• [DIRECTIVE] Gather up every line from the entries below that uses the word "this".
— begin —
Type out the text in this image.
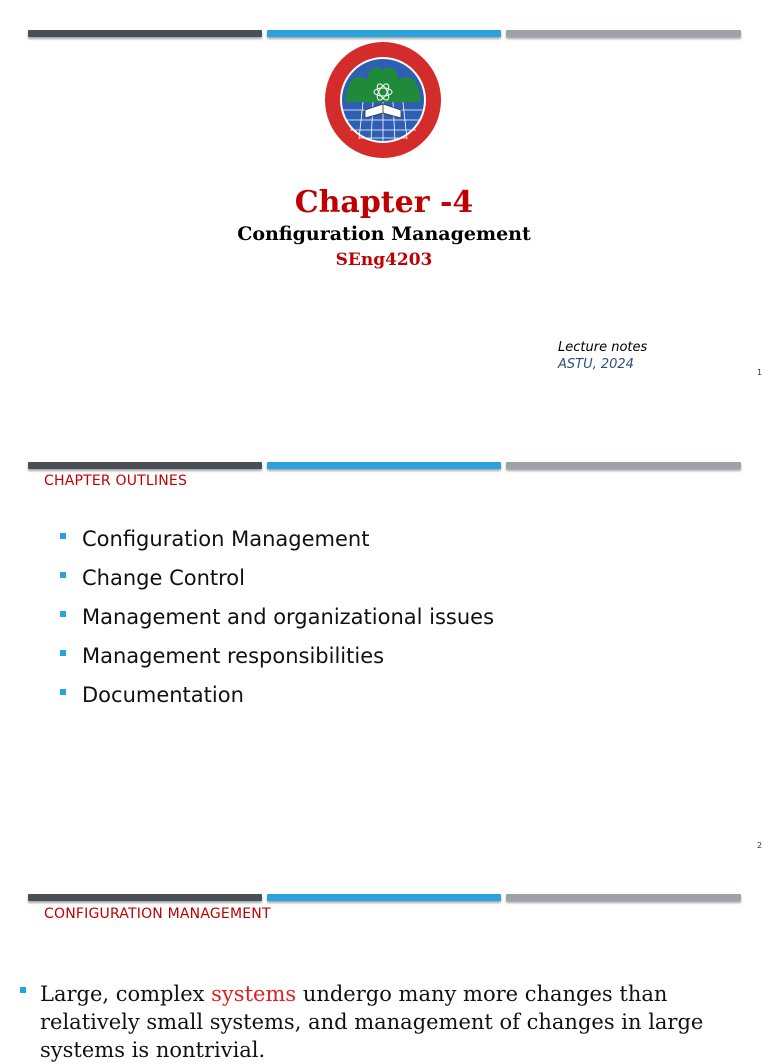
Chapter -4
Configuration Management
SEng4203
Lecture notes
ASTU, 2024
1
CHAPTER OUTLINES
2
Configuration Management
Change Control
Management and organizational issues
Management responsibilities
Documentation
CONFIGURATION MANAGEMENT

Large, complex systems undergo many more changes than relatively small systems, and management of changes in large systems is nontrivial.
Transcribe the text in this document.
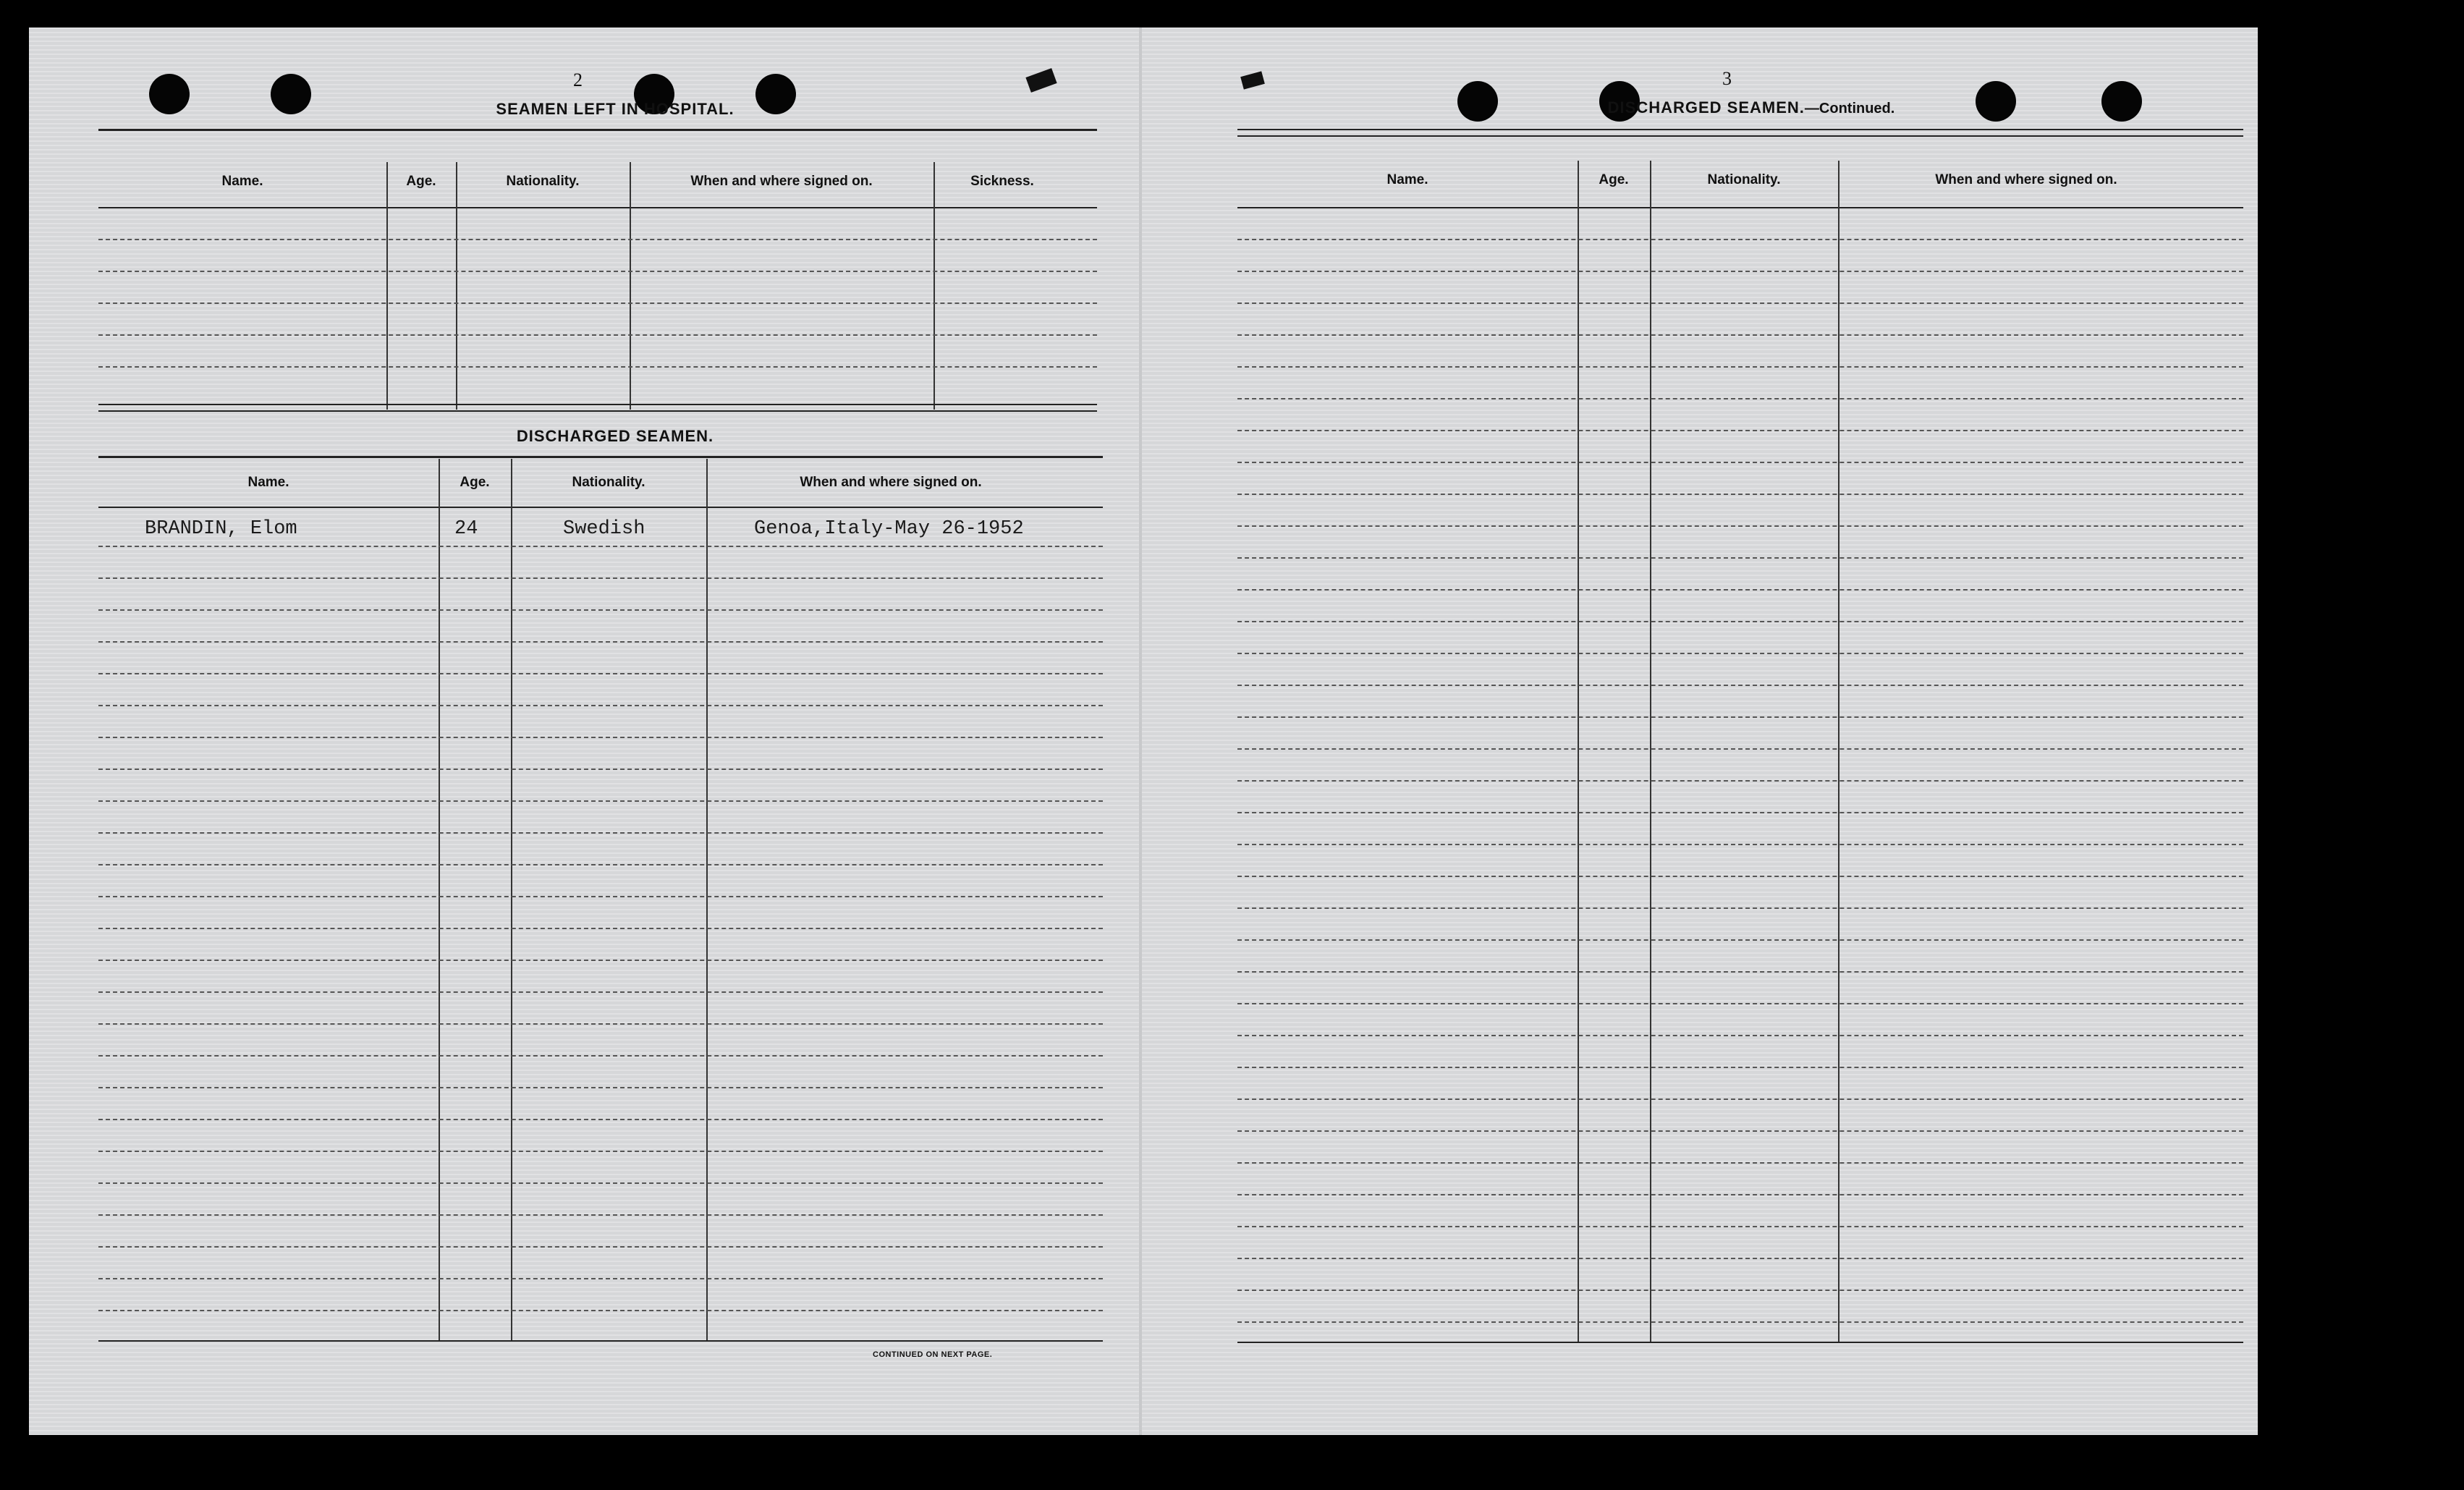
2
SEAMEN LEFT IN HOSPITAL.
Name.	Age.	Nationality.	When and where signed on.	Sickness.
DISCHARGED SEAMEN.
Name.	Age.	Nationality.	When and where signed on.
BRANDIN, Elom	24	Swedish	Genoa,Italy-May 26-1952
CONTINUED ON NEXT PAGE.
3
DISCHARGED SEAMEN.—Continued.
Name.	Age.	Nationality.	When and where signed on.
— end —
• [RESPONSE BELOW]
Type out the text in this image.
Transcribe the text in this document.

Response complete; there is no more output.